Collect all lines containing the word "Flipper" from the data.

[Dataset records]

>> Begin

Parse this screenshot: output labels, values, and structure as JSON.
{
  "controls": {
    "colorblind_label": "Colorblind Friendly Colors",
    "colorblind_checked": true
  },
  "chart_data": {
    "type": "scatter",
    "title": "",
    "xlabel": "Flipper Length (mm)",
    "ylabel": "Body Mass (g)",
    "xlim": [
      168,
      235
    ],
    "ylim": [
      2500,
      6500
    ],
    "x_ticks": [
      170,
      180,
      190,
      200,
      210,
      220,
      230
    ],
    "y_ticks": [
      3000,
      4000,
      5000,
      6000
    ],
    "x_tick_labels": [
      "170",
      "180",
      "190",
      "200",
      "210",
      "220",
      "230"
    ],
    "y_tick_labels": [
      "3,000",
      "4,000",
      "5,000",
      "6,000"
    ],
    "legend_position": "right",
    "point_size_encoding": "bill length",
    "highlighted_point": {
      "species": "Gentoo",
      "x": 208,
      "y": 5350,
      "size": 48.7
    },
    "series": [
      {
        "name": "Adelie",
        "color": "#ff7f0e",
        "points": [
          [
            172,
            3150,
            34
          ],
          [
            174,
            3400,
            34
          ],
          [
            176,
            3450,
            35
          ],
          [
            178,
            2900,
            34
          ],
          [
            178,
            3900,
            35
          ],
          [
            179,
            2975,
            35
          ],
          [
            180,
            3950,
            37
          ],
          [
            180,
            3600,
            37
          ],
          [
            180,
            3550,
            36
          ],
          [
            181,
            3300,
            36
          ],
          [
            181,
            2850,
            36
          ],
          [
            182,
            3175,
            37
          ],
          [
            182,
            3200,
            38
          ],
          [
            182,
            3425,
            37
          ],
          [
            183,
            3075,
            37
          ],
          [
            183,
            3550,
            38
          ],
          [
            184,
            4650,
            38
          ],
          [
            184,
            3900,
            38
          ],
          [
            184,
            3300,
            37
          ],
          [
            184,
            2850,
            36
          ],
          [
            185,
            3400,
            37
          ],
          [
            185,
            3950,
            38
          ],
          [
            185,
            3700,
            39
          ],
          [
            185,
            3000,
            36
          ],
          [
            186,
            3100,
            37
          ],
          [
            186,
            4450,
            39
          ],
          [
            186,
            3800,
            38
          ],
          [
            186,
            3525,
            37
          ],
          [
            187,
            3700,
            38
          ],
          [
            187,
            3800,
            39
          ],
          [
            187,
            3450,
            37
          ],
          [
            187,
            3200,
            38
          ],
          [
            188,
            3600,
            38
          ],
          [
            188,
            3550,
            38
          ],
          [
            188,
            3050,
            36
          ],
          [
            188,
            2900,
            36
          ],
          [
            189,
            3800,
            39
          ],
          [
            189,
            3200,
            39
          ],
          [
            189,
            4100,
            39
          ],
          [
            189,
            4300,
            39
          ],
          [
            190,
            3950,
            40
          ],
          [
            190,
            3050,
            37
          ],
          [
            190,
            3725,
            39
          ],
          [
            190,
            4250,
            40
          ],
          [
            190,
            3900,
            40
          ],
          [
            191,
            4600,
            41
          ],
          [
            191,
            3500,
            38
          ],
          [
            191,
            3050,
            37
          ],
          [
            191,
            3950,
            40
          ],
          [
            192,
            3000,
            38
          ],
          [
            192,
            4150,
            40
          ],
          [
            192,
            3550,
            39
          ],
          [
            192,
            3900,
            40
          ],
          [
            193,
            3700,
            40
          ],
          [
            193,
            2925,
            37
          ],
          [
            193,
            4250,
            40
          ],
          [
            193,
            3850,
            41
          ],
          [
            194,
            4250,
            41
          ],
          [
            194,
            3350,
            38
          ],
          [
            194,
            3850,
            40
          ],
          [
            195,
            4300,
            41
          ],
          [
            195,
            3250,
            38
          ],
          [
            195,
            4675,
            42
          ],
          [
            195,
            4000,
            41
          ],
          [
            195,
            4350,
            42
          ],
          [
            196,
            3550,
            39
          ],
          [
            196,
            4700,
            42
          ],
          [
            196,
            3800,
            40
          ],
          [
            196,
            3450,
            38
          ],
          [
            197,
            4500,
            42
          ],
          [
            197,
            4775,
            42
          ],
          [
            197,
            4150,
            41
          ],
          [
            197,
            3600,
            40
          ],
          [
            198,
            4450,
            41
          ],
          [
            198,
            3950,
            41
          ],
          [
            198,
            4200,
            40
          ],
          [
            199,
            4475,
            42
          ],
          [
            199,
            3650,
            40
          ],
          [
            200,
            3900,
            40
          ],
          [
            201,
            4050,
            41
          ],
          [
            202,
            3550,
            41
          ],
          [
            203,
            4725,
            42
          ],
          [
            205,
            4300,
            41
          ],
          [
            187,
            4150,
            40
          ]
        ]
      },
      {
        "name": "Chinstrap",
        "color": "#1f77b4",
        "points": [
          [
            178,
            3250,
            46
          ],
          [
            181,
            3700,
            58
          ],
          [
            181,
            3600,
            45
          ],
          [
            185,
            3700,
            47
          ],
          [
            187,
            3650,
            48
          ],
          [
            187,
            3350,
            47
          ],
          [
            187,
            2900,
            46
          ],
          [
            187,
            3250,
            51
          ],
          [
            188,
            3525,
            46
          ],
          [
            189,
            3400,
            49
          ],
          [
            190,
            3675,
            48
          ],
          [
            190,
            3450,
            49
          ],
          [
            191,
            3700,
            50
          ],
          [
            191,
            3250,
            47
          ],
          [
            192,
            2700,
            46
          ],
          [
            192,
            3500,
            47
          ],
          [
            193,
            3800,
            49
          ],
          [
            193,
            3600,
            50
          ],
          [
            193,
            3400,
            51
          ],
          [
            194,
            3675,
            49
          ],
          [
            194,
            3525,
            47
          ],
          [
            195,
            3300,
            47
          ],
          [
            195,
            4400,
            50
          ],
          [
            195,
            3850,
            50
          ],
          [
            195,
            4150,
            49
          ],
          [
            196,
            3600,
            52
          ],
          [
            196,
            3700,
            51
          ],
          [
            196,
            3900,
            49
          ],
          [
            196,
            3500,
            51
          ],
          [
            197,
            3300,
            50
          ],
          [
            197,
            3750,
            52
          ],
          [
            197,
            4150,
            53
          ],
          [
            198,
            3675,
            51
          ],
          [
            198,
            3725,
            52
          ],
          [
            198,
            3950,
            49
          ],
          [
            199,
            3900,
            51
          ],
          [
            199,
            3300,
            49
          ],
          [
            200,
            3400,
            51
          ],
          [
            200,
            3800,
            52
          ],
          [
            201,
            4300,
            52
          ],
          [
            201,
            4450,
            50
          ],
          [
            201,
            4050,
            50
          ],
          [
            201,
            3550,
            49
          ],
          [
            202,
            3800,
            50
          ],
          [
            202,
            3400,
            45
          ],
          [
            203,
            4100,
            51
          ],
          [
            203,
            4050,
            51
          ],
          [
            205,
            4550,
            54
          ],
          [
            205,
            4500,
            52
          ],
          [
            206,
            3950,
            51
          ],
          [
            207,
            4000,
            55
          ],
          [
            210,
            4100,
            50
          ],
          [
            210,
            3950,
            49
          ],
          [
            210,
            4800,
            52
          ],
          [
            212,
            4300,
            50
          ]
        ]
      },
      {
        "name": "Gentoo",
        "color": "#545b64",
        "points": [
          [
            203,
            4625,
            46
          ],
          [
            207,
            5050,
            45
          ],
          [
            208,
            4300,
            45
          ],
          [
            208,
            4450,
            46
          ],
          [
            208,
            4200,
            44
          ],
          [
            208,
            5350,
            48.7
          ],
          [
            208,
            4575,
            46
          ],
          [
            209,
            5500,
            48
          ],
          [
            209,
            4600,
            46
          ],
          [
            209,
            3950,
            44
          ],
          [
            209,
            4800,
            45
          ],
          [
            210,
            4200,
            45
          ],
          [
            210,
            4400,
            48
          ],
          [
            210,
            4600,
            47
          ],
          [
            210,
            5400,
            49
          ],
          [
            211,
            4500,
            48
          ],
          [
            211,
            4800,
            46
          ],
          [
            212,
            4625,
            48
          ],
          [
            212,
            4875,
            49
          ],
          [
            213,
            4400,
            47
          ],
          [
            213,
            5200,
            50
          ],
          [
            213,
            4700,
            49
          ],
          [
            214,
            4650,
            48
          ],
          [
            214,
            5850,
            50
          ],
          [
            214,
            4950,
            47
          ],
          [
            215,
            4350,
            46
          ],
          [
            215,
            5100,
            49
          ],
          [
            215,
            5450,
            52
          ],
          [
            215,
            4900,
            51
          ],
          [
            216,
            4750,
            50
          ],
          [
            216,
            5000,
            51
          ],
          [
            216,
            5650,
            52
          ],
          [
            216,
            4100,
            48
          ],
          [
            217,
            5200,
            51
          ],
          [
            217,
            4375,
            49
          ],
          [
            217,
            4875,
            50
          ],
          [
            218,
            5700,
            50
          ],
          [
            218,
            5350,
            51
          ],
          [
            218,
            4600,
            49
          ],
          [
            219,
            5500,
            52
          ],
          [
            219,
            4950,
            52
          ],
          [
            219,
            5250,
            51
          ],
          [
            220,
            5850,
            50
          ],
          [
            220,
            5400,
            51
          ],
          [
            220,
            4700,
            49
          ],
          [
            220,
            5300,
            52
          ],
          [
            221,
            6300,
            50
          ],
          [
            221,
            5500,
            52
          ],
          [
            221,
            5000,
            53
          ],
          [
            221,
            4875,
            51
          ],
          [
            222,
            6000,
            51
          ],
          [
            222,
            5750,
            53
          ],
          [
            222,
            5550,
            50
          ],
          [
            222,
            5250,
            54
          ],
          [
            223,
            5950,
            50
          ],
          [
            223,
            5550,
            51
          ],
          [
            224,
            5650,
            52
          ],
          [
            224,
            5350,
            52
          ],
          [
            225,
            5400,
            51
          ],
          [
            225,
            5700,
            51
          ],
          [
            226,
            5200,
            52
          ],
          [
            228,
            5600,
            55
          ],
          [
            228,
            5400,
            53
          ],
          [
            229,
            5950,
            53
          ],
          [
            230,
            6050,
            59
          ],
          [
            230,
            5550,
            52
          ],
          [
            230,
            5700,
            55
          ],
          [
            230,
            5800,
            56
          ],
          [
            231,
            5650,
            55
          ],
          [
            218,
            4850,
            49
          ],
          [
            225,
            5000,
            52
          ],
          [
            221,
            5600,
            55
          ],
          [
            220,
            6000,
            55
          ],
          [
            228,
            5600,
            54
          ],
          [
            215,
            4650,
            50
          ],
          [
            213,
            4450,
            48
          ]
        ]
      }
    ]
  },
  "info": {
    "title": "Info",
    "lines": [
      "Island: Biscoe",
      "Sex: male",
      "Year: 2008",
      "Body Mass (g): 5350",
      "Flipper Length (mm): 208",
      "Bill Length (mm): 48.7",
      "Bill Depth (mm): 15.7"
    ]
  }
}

>> End

> _Reply_:
    "xlabel": "Flipper Length (mm)",
      "Flipper Length (mm): 208",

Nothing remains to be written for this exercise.